> [EXERCISE INSTRUCTIONS]
Figure out how many lines of the material below contain the word "kanála". Answer with the number only.

Records from a dataset

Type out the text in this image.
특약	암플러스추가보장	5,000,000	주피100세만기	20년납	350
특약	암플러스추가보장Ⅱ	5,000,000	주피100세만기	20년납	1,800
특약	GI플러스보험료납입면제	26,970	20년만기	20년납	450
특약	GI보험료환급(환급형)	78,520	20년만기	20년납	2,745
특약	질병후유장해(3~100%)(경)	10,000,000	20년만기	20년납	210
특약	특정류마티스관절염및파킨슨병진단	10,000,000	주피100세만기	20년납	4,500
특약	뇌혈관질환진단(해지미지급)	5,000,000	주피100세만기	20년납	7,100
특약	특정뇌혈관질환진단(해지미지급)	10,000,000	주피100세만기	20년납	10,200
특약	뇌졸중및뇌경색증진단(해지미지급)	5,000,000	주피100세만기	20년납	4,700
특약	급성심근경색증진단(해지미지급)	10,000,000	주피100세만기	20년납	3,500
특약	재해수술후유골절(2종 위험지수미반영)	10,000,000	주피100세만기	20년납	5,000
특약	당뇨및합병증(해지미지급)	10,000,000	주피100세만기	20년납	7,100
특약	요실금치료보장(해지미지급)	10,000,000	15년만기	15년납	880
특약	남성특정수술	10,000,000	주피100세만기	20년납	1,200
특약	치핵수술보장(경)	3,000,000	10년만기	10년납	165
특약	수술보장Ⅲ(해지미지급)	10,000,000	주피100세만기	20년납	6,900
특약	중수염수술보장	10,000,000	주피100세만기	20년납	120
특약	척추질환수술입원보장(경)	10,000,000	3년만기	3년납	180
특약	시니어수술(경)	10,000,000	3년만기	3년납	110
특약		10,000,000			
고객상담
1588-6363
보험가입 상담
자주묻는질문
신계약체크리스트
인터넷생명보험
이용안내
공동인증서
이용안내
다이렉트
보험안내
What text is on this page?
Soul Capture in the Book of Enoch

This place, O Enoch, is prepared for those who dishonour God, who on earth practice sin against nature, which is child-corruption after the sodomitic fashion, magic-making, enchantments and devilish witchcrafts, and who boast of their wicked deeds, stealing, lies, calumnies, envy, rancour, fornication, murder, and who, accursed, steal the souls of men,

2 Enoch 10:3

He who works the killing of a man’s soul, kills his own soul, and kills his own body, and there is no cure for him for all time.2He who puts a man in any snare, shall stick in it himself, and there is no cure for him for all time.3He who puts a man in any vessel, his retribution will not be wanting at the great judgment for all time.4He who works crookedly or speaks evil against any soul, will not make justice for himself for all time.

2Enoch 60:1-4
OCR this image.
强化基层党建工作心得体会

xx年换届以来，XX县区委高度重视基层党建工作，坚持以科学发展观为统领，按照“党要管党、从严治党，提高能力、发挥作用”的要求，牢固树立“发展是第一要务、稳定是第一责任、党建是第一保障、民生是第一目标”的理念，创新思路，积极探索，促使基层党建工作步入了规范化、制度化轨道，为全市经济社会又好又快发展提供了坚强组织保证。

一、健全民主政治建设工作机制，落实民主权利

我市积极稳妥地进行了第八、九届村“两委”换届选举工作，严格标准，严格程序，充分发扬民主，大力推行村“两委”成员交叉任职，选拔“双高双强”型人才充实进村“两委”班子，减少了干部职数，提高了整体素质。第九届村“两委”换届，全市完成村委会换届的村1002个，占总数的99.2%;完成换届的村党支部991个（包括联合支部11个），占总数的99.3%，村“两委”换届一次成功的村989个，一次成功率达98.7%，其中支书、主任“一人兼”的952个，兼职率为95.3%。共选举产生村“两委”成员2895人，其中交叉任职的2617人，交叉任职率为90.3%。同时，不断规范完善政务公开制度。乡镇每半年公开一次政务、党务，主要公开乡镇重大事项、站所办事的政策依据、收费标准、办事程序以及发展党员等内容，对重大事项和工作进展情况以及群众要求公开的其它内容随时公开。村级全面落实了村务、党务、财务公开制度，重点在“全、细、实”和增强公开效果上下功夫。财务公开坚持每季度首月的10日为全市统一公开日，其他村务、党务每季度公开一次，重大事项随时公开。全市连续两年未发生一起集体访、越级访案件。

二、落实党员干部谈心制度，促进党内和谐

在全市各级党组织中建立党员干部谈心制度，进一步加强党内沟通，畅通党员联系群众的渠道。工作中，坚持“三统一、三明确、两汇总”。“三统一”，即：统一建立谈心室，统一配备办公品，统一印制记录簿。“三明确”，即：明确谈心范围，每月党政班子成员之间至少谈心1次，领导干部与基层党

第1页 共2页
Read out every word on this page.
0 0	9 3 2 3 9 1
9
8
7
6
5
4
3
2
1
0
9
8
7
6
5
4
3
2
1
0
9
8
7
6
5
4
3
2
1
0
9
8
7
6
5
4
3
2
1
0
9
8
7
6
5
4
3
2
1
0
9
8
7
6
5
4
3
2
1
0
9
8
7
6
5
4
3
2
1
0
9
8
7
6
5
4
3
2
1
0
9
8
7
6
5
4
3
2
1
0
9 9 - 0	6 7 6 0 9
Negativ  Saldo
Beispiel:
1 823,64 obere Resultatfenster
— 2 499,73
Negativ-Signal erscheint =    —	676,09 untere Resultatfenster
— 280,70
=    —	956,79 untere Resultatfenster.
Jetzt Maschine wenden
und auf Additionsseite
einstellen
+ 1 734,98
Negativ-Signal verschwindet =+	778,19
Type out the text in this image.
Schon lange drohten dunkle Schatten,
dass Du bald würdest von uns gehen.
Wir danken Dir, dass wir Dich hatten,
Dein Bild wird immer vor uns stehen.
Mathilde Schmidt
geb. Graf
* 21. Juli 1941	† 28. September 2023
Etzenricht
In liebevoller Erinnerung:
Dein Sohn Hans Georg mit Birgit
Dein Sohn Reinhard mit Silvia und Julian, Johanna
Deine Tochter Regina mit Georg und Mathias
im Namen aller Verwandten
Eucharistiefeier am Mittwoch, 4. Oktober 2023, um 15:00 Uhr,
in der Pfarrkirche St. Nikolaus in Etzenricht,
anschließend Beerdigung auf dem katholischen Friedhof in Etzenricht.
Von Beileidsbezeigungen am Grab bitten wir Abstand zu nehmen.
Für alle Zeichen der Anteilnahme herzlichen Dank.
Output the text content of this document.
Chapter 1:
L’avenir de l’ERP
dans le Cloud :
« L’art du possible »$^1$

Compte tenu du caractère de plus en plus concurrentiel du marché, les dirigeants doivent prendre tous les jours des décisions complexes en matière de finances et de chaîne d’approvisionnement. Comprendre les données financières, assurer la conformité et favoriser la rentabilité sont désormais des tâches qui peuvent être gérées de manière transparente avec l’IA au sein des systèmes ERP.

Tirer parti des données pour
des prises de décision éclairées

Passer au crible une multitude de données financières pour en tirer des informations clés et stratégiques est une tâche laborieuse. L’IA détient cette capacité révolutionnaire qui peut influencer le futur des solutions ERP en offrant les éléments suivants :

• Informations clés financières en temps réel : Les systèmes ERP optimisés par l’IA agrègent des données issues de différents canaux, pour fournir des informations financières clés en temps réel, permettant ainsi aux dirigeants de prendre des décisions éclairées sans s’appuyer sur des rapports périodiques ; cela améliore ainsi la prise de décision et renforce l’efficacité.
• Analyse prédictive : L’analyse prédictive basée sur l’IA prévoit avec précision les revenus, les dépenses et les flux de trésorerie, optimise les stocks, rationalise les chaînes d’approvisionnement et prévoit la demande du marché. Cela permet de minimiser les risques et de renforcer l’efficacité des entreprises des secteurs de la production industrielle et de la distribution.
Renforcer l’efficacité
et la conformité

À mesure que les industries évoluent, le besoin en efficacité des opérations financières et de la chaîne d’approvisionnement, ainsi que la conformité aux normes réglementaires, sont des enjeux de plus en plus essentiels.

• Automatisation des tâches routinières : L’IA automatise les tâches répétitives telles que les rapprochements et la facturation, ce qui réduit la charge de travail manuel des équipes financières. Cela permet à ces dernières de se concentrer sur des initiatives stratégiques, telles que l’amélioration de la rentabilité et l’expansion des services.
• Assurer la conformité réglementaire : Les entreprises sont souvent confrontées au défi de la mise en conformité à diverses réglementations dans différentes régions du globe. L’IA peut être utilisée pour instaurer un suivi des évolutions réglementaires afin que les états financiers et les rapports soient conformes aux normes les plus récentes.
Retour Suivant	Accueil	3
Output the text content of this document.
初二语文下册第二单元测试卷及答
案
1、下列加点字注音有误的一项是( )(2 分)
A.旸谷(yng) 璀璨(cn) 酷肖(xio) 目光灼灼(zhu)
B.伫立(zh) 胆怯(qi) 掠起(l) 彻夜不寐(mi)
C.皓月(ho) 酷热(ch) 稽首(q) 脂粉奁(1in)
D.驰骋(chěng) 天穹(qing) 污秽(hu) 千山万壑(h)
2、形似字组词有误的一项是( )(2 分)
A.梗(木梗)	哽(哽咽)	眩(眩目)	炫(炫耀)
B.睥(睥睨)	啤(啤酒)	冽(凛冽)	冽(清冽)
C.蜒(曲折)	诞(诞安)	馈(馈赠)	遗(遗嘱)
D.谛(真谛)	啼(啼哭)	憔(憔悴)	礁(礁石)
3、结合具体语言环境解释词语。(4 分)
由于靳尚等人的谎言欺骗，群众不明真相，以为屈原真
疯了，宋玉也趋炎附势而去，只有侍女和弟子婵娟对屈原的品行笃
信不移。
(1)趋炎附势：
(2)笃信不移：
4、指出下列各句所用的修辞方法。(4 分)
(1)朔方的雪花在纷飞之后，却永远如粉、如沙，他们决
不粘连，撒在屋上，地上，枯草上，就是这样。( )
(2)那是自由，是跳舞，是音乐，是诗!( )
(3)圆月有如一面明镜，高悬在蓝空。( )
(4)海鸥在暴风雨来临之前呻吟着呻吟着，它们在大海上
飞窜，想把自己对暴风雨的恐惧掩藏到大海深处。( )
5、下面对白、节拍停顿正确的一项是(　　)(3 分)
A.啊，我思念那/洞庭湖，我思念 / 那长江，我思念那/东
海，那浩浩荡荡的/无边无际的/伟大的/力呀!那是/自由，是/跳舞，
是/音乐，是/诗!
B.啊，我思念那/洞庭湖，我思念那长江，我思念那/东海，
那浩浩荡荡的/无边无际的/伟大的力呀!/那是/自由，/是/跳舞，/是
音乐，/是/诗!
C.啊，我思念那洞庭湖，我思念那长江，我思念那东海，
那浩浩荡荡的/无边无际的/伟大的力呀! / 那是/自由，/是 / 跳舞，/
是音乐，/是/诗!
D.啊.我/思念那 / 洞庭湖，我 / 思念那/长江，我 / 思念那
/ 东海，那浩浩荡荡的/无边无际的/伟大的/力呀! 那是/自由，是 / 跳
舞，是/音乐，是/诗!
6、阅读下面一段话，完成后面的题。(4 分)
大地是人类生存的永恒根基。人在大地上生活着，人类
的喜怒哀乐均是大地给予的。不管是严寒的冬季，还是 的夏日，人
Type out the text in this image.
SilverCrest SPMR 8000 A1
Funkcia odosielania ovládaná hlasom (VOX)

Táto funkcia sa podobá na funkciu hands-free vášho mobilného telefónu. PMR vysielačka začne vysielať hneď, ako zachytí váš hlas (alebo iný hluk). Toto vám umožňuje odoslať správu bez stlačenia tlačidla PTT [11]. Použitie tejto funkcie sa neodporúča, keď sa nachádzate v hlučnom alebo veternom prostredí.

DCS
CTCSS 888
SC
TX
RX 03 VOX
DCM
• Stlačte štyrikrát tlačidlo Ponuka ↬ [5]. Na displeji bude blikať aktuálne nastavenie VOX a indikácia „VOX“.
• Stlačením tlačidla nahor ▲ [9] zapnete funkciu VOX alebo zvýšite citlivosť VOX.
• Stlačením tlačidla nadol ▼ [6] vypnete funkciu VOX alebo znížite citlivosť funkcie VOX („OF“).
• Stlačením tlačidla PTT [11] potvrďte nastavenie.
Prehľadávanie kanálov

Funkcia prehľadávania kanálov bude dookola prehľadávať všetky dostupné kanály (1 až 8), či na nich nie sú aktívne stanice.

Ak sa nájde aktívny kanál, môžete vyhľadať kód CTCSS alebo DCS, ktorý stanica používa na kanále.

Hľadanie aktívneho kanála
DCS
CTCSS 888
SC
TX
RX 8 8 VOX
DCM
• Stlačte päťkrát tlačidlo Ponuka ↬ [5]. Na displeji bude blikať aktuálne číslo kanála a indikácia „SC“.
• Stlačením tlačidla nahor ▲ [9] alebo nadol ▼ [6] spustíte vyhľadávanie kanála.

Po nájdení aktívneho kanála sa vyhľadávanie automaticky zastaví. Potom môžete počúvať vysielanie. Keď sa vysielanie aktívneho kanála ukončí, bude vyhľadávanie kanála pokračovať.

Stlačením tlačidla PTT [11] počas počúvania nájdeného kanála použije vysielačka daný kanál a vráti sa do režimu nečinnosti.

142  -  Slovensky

> [REPLY]
5